Task details: Your task is to copy each line that has the word "праве".

Saved entries
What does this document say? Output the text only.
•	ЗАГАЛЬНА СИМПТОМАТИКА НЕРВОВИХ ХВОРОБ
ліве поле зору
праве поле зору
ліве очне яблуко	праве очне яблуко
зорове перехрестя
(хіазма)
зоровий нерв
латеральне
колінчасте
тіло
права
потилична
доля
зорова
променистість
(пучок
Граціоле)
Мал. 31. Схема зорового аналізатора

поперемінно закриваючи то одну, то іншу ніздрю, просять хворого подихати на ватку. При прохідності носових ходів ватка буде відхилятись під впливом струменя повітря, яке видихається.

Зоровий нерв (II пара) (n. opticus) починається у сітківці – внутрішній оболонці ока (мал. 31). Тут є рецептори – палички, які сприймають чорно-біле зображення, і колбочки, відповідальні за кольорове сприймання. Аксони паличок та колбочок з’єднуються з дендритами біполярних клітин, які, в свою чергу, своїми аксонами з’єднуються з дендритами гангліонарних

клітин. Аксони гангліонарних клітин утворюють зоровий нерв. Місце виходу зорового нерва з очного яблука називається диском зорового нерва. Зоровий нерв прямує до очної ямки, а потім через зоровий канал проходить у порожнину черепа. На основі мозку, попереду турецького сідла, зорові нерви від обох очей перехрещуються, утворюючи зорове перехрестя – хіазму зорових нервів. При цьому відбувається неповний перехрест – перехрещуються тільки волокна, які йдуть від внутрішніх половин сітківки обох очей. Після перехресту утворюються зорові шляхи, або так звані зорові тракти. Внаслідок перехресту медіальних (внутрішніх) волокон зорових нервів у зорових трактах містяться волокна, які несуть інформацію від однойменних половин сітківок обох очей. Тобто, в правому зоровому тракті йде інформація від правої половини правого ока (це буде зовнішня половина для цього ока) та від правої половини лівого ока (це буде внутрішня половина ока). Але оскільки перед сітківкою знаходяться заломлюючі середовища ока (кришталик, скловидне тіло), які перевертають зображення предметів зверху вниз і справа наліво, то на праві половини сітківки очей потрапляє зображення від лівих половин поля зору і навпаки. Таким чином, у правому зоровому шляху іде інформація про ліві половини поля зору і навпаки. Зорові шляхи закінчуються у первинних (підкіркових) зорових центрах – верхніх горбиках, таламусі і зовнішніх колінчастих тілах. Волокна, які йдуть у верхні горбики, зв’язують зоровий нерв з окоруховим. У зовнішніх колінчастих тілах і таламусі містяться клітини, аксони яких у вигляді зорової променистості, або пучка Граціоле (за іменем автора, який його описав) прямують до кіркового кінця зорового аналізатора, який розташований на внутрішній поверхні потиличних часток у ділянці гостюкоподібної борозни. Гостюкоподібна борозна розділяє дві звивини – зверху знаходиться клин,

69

Solution to this exercise:
праве поле зору
ліве очне яблуко	праве очне яблуко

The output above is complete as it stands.